If you have never heard of Erica Wilson, surely you will recognize her work. Erica Moira Susan Wilson — ‘America’s First Lady of stitchery’ — was a talented, creative, prolific designer, artist, and businesswoman whose needlework kits ‘covered acres of the surfaces of American houses’ in the last half of the 20th century. Now, an online exhibition from Winterthur — along with a book — bring the life, work and legacy of Erica Wilson and her far-reaching contributions to the decorative arts to life.
Erica Wilson collection donated to Winterthur
Wilson’s family donated a selection of embroideries and inspirational items from Wilson’s life to Winterthur after her death. This exhibit showcases some of the most important and extraordinary of these, along with other important items still in the Wilson/Kagan family.

Dataset:
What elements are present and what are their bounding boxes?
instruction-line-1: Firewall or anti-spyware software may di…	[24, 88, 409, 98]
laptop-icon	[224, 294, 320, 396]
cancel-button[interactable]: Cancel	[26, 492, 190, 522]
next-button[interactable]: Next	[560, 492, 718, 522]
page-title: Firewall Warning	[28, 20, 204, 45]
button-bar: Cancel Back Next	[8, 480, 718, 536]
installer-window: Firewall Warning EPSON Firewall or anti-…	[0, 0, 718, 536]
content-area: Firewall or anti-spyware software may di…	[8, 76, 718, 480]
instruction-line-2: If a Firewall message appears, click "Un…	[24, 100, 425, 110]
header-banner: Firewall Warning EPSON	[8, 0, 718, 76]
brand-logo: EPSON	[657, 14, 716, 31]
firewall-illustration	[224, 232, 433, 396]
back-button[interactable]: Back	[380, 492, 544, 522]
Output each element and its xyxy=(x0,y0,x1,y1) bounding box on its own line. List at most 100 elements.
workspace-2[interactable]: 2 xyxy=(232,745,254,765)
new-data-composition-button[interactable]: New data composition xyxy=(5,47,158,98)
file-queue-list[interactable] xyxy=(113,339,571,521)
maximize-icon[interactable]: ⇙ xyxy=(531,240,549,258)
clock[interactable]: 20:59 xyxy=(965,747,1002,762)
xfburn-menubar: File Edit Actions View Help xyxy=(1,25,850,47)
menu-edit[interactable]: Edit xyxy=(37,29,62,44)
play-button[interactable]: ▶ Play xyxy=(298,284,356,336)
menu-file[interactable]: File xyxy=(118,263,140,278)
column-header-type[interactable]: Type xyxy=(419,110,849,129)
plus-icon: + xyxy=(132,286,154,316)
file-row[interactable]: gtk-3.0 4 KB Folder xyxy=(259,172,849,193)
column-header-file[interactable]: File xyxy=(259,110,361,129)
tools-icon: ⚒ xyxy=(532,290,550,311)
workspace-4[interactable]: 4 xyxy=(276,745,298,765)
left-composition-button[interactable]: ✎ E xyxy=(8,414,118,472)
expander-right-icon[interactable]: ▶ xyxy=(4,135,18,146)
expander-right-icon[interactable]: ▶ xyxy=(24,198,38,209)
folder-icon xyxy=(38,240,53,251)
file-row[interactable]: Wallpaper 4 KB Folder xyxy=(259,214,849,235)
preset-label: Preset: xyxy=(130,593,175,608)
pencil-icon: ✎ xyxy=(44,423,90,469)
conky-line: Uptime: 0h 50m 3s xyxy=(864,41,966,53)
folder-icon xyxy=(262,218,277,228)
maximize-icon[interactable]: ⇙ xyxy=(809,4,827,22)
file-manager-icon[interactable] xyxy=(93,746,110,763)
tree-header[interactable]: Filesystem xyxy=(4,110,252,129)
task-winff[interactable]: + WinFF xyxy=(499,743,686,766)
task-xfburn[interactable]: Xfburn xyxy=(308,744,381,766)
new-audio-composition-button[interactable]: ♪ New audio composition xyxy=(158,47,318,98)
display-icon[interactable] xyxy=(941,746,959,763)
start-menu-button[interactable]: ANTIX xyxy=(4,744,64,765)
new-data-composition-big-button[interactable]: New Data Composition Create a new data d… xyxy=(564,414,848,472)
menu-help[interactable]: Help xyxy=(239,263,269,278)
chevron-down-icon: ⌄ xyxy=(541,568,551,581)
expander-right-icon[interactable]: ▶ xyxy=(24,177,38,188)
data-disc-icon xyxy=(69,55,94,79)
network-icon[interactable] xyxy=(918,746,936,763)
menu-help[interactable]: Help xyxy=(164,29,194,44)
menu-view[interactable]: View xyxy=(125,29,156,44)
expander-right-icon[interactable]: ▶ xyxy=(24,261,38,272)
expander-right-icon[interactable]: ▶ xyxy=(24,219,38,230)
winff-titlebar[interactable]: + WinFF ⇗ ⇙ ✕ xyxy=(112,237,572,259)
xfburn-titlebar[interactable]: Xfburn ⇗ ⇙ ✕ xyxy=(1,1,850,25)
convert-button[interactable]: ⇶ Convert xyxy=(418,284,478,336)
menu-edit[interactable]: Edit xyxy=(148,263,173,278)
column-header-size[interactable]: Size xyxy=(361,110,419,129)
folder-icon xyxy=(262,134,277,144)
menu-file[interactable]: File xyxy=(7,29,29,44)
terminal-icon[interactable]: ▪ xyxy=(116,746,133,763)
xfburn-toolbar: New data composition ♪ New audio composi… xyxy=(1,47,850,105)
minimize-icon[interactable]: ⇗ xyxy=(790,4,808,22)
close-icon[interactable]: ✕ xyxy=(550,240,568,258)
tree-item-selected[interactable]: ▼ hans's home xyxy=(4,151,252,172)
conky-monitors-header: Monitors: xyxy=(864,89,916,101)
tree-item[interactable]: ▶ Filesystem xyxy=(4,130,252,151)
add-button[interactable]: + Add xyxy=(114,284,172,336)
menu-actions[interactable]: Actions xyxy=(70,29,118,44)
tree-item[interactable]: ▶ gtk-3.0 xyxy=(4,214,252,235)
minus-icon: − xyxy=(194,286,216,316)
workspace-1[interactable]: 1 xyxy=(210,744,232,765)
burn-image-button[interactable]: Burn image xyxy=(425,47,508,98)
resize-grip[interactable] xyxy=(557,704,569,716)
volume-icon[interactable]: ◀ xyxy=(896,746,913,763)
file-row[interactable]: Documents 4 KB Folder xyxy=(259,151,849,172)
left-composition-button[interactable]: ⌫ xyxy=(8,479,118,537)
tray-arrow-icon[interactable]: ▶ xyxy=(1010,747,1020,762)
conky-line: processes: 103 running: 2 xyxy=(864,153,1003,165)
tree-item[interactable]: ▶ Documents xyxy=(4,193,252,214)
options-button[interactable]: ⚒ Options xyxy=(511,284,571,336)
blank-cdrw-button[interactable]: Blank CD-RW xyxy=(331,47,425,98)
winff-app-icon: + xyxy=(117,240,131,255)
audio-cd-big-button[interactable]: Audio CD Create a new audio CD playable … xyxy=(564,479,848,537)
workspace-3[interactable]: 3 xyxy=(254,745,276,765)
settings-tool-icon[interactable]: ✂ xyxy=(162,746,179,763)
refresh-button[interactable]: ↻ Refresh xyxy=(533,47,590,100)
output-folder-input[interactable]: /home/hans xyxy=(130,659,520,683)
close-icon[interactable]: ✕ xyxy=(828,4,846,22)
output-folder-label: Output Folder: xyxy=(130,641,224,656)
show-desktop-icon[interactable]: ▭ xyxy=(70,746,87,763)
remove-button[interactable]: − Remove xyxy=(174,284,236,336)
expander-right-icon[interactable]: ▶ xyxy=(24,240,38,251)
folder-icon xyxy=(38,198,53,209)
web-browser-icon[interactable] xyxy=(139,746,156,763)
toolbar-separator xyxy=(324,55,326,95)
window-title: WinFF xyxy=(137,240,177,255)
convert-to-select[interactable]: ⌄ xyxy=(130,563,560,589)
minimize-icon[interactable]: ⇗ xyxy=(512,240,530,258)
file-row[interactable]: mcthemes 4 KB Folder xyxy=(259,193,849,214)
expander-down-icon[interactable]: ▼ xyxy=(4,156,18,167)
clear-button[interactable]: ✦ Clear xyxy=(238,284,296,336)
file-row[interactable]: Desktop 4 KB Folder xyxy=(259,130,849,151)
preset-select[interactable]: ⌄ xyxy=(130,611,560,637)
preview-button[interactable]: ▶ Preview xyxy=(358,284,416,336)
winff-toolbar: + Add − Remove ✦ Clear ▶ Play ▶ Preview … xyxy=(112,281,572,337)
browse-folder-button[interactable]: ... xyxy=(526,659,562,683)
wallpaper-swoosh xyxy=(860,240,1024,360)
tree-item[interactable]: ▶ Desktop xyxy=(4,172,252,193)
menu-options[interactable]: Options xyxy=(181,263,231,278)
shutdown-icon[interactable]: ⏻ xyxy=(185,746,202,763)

Work to do:
1. According to the Erica Wilson passage, who gave a selection of her embroideries to Winterthur?
2. Carry the Erica Wilson passage forward from its final sentence.

Expected outputs:
1. Wilson's family donated them after her death.

2.
The exhibit is curated by Linda Eaton & Anne Hilker, co-authors of a book of the same name, Erica Wilson: A Life in Stitches, (affiliate link) published by Winterthur Museum Publications (December 1, 2020). Eaton is the recently retired John L. and Marjorie P. McGraw director of collections and senior curator of textiles at Winterthur. While working on her Master’s Degree, Hilker researched and helped archive Wilson’s work over a span of seven years — Wilson’s archives contained more than 3,000 pieces.
The introduction to the exhibit sets the scene:
Erica Wilson (1928-2011) was arguably the most successful embroidery designer, teacher, and entrepreneur in America during the second half of the 20th century. Her highly successful business included books, kits, a television program, and retail shops. Erica’s presence as the expert on all things needlework was larger than life, and her embroidery designs were well suited to the sensibilities of the 1960s, ’70s, ’80s, and ’90s.
Erica Wilson: A Life in Stitches delves into the life and work of the “Julia Child of needlework.” Wilson’s successful 1970s television program that taught needlework was one component of business ventures that included embroidery kits, books, newspaper and magazine columns, public appearances, and a store bearing her name on New York’s Madison Avenue.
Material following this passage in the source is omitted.